Collection entries:
[BEGIN]

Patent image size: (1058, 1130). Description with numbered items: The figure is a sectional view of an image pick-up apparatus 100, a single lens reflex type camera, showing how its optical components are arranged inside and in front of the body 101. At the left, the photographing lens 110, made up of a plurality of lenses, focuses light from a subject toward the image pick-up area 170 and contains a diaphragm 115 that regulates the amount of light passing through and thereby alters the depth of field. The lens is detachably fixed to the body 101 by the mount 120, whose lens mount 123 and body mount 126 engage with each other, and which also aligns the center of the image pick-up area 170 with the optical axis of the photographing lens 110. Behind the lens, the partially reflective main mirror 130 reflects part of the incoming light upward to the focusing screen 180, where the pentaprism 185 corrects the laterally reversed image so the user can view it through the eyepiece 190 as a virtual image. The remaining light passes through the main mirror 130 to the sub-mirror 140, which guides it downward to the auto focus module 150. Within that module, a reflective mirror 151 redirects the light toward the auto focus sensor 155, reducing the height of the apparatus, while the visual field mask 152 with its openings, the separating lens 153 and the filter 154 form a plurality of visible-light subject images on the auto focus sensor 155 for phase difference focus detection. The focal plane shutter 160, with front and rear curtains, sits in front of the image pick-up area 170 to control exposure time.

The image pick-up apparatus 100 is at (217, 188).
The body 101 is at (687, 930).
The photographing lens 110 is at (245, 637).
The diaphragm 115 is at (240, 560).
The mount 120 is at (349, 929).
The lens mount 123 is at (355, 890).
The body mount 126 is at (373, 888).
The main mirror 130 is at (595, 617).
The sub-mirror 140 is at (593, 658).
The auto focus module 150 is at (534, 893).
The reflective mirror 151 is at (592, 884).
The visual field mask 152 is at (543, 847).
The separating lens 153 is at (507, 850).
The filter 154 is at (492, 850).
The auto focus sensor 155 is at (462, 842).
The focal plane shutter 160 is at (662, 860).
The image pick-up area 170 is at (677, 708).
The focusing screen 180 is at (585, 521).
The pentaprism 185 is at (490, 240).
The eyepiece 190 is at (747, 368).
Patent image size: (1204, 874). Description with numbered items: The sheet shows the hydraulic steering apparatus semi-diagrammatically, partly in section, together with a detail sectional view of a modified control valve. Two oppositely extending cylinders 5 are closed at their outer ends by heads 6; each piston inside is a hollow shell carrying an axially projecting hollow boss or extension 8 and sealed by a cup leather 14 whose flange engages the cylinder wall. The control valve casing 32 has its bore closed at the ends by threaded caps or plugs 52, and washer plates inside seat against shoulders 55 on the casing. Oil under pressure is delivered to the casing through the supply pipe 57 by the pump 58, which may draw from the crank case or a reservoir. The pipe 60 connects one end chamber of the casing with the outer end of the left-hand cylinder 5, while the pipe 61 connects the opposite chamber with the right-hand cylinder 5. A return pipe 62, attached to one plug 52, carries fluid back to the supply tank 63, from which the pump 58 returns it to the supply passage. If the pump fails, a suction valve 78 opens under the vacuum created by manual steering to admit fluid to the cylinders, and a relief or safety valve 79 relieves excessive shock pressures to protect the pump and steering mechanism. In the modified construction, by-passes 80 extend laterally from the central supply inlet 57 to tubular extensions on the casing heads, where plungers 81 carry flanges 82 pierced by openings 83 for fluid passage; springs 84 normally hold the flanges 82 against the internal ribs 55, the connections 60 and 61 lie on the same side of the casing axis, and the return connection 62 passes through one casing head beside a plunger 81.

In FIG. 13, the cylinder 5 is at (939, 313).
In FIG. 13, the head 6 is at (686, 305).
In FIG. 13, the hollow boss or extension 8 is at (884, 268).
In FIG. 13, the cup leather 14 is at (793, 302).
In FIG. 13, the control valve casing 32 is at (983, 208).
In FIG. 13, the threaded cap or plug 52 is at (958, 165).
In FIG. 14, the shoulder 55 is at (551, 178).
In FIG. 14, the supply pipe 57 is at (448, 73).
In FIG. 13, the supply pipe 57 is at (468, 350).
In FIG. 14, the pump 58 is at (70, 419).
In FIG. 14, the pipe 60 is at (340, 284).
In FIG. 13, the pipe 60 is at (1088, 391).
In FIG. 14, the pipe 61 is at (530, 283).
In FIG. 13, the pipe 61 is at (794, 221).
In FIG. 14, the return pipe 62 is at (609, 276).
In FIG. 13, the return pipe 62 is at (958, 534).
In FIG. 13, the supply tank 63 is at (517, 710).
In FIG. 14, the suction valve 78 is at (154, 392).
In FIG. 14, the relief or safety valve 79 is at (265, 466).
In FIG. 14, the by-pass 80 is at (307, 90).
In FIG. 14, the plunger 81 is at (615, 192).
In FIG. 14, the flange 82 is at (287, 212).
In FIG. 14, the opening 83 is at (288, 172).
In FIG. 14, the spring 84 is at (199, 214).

[END]

## What is needed:
Can you quote every line of the listing above word for word?

## Solution:
Patent image size: (1058, 1130). Description with numbered items: The figure is a sectional view of an image pick-up apparatus 100, a single lens reflex type camera, showing how its optical components are arranged inside and in front of the body 101. At the left, the photographing lens 110, made up of a plurality of lenses, focuses light from a subject toward the image pick-up area 170 and contains a diaphragm 115 that regulates the amount of light passing through and thereby alters the depth of field. The lens is detachably fixed to the body 101 by the mount 120, whose lens mount 123 and body mount 126 engage with each other, and which also aligns the center of the image pick-up area 170 with the optical axis of the photographing lens 110. Behind the lens, the partially reflective main mirror 130 reflects part of the incoming light upward to the focusing screen 180, where the pentaprism 185 corrects the laterally reversed image so the user can view it through the eyepiece 190 as a virtual image. The remaining light passes through the main mirror 130 to the sub-mirror 140, which guides it downward to the auto focus module 150. Within that module, a reflective mirror 151 redirects the light toward the auto focus sensor 155, reducing the height of the apparatus, while the visual field mask 152 with its openings, the separating lens 153 and the filter 154 form a plurality of visible-light subject images on the auto focus sensor 155 for phase difference focus detection. The focal plane shutter 160, with front and rear curtains, sits in front of the image pick-up area 170 to control exposure time.

The image pick-up apparatus 100 is at (217, 188).
The body 101 is at (687, 930).
The photographing lens 110 is at (245, 637).
The diaphragm 115 is at (240, 560).
The mount 120 is at (349, 929).
The lens mount 123 is at (355, 890).
The body mount 126 is at (373, 888).
The main mirror 130 is at (595, 617).
The sub-mirror 140 is at (593, 658).
The auto focus module 150 is at (534, 893).
The reflective mirror 151 is at (592, 884).
The visual field mask 152 is at (543, 847).
The separating lens 153 is at (507, 850).
The filter 154 is at (492, 850).
The auto focus sensor 155 is at (462, 842).
The focal plane shutter 160 is at (662, 860).
The image pick-up area 170 is at (677, 708).
The focusing screen 180 is at (585, 521).
The pentaprism 185 is at (490, 240).
The eyepiece 190 is at (747, 368).
Patent image size: (1204, 874). Description with numbered items: The sheet shows the hydraulic steering apparatus semi-diagrammatically, partly in section, together with a detail sectional view of a modified control valve. Two oppositely extending cylinders 5 are closed at their outer ends by heads 6; each piston inside is a hollow shell carrying an axially projecting hollow boss or extension 8 and sealed by a cup leather 14 whose flange engages the cylinder wall. The control valve casing 32 has its bore closed at the ends by threaded caps or plugs 52, and washer plates inside seat against shoulders 55 on the casing. Oil under pressure is delivered to the casing through the supply pipe 57 by the pump 58, which may draw from the crank case or a reservoir. The pipe 60 connects one end chamber of the casing with the outer end of the left-hand cylinder 5, while the pipe 61 connects the opposite chamber with the right-hand cylinder 5. A return pipe 62, attached to one plug 52, carries fluid back to the supply tank 63, from which the pump 58 returns it to the supply passage. If the pump fails, a suction valve 78 opens under the vacuum created by manual steering to admit fluid to the cylinders, and a relief or safety valve 79 relieves excessive shock pressures to protect the pump and steering mechanism. In the modified construction, by-passes 80 extend laterally from the central supply inlet 57 to tubular extensions on the casing heads, where plungers 81 carry flanges 82 pierced by openings 83 for fluid passage; springs 84 normally hold the flanges 82 against the internal ribs 55, the connections 60 and 61 lie on the same side of the casing axis, and the return connection 62 passes through one casing head beside a plunger 81.

In FIG. 13, the cylinder 5 is at (939, 313).
In FIG. 13, the head 6 is at (686, 305).
In FIG. 13, the hollow boss or extension 8 is at (884, 268).
In FIG. 13, the cup leather 14 is at (793, 302).
In FIG. 13, the control valve casing 32 is at (983, 208).
In FIG. 13, the threaded cap or plug 52 is at (958, 165).
In FIG. 14, the shoulder 55 is at (551, 178).
In FIG. 14, the supply pipe 57 is at (448, 73).
In FIG. 13, the supply pipe 57 is at (468, 350).
In FIG. 14, the pump 58 is at (70, 419).
In FIG. 14, the pipe 60 is at (340, 284).
In FIG. 13, the pipe 60 is at (1088, 391).
In FIG. 14, the pipe 61 is at (530, 283).
In FIG. 13, the pipe 61 is at (794, 221).
In FIG. 14, the return pipe 62 is at (609, 276).
In FIG. 13, the return pipe 62 is at (958, 534).
In FIG. 13, the supply tank 63 is at (517, 710).
In FIG. 14, the suction valve 78 is at (154, 392).
In FIG. 14, the relief or safety valve 79 is at (265, 466).
In FIG. 14, the by-pass 80 is at (307, 90).
In FIG. 14, the plunger 81 is at (615, 192).
In FIG. 14, the flange 82 is at (287, 212).
In FIG. 14, the opening 83 is at (288, 172).
In FIG. 14, the spring 84 is at (199, 214).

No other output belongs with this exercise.